# GOAL OF THE EXERCISE:
Could you transcribe the material below exactly, without leaving out a single line?

•••

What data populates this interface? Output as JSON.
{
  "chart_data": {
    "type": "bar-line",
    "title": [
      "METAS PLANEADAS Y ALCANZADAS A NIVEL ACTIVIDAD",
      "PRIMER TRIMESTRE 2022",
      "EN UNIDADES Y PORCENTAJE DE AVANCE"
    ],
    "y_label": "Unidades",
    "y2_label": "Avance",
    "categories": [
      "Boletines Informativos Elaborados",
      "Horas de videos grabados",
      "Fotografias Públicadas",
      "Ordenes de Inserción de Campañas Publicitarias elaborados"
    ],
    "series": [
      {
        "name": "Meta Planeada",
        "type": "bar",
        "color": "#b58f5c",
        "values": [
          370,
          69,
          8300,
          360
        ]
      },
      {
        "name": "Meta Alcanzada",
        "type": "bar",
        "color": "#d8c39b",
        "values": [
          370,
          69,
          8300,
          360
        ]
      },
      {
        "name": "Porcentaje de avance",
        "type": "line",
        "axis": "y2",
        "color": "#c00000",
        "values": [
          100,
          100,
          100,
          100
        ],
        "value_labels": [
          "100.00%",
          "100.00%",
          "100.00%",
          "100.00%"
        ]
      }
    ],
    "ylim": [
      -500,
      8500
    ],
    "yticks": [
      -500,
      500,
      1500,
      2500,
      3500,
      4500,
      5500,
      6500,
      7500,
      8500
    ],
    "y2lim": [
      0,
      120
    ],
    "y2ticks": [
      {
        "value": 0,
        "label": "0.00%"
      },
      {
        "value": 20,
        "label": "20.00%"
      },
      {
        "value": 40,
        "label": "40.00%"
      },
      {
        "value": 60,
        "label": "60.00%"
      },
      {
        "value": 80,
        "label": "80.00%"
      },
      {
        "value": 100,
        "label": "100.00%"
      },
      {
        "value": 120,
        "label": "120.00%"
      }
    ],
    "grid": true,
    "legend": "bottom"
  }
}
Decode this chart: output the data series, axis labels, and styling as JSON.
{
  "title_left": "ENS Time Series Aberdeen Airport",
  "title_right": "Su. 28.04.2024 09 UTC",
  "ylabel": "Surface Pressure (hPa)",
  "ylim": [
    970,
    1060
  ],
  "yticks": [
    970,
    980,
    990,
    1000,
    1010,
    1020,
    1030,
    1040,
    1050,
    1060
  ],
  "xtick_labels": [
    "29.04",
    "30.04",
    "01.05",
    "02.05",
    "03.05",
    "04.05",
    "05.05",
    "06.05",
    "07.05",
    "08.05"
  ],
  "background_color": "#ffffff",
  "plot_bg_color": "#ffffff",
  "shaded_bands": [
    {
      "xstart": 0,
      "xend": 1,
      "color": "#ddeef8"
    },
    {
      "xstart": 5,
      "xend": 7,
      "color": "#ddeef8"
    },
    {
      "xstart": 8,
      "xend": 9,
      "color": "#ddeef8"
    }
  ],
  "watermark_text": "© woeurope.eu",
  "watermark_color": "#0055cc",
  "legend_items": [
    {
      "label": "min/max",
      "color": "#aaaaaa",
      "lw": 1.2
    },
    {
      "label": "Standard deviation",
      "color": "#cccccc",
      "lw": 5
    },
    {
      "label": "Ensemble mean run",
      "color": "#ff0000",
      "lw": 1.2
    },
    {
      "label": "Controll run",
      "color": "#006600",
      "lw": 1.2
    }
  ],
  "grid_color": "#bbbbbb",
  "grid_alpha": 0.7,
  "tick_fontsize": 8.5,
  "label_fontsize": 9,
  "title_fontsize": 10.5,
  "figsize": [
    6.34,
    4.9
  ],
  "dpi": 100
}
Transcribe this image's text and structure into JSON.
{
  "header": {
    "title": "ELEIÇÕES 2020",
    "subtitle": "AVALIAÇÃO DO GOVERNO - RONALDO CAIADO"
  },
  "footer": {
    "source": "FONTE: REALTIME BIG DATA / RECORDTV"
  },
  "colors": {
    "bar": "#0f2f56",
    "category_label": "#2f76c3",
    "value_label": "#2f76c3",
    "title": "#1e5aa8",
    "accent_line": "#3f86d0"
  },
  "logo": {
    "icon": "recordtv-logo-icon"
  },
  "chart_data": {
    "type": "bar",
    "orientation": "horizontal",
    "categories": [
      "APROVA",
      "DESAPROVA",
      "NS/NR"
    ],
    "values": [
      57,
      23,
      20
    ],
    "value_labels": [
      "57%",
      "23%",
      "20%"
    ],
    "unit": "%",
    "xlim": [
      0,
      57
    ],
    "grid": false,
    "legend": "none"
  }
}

•••

# WRITTEN SOLUTION:
What data populates this interface? Output as JSON.
{
  "chart_data": {
    "type": "bar-line",
    "title": [
      "METAS PLANEADAS Y ALCANZADAS A NIVEL ACTIVIDAD",
      "PRIMER TRIMESTRE 2022",
      "EN UNIDADES Y PORCENTAJE DE AVANCE"
    ],
    "y_label": "Unidades",
    "y2_label": "Avance",
    "categories": [
      "Boletines Informativos Elaborados",
      "Horas de videos grabados",
      "Fotografias Públicadas",
      "Ordenes de Inserción de Campañas Publicitarias elaborados"
    ],
    "series": [
      {
        "name": "Meta Planeada",
        "type": "bar",
        "color": "#b58f5c",
        "values": [
          370,
          69,
          8300,
          360
        ]
      },
      {
        "name": "Meta Alcanzada",
        "type": "bar",
        "color": "#d8c39b",
        "values": [
          370,
          69,
          8300,
          360
        ]
      },
      {
        "name": "Porcentaje de avance",
        "type": "line",
        "axis": "y2",
        "color": "#c00000",
        "values": [
          100,
          100,
          100,
          100
        ],
        "value_labels": [
          "100.00%",
          "100.00%",
          "100.00%",
          "100.00%"
        ]
      }
    ],
    "ylim": [
      -500,
      8500
    ],
    "yticks": [
      -500,
      500,
      1500,
      2500,
      3500,
      4500,
      5500,
      6500,
      7500,
      8500
    ],
    "y2lim": [
      0,
      120
    ],
    "y2ticks": [
      {
        "value": 0,
        "label": "0.00%"
      },
      {
        "value": 20,
        "label": "20.00%"
      },
      {
        "value": 40,
        "label": "40.00%"
      },
      {
        "value": 60,
        "label": "60.00%"
      },
      {
        "value": 80,
        "label": "80.00%"
      },
      {
        "value": 100,
        "label": "100.00%"
      },
      {
        "value": 120,
        "label": "120.00%"
      }
    ],
    "grid": true,
    "legend": "bottom"
  }
}
Decode this chart: output the data series, axis labels, and styling as JSON.
{
  "title_left": "ENS Time Series Aberdeen Airport",
  "title_right": "Su. 28.04.2024 09 UTC",
  "ylabel": "Surface Pressure (hPa)",
  "ylim": [
    970,
    1060
  ],
  "yticks": [
    970,
    980,
    990,
    1000,
    1010,
    1020,
    1030,
    1040,
    1050,
    1060
  ],
  "xtick_labels": [
    "29.04",
    "30.04",
    "01.05",
    "02.05",
    "03.05",
    "04.05",
    "05.05",
    "06.05",
    "07.05",
    "08.05"
  ],
  "background_color": "#ffffff",
  "plot_bg_color": "#ffffff",
  "shaded_bands": [
    {
      "xstart": 0,
      "xend": 1,
      "color": "#ddeef8"
    },
    {
      "xstart": 5,
      "xend": 7,
      "color": "#ddeef8"
    },
    {
      "xstart": 8,
      "xend": 9,
      "color": "#ddeef8"
    }
  ],
  "watermark_text": "© woeurope.eu",
  "watermark_color": "#0055cc",
  "legend_items": [
    {
      "label": "min/max",
      "color": "#aaaaaa",
      "lw": 1.2
    },
    {
      "label": "Standard deviation",
      "color": "#cccccc",
      "lw": 5
    },
    {
      "label": "Ensemble mean run",
      "color": "#ff0000",
      "lw": 1.2
    },
    {
      "label": "Controll run",
      "color": "#006600",
      "lw": 1.2
    }
  ],
  "grid_color": "#bbbbbb",
  "grid_alpha": 0.7,
  "tick_fontsize": 8.5,
  "label_fontsize": 9,
  "title_fontsize": 10.5,
  "figsize": [
    6.34,
    4.9
  ],
  "dpi": 100
}
Transcribe this image's text and structure into JSON.
{
  "header": {
    "title": "ELEIÇÕES 2020",
    "subtitle": "AVALIAÇÃO DO GOVERNO - RONALDO CAIADO"
  },
  "footer": {
    "source": "FONTE: REALTIME BIG DATA / RECORDTV"
  },
  "colors": {
    "bar": "#0f2f56",
    "category_label": "#2f76c3",
    "value_label": "#2f76c3",
    "title": "#1e5aa8",
    "accent_line": "#3f86d0"
  },
  "logo": {
    "icon": "recordtv-logo-icon"
  },
  "chart_data": {
    "type": "bar",
    "orientation": "horizontal",
    "categories": [
      "APROVA",
      "DESAPROVA",
      "NS/NR"
    ],
    "values": [
      57,
      23,
      20
    ],
    "value_labels": [
      "57%",
      "23%",
      "20%"
    ],
    "unit": "%",
    "xlim": [
      0,
      57
    ],
    "grid": false,
    "legend": "none"
  }
}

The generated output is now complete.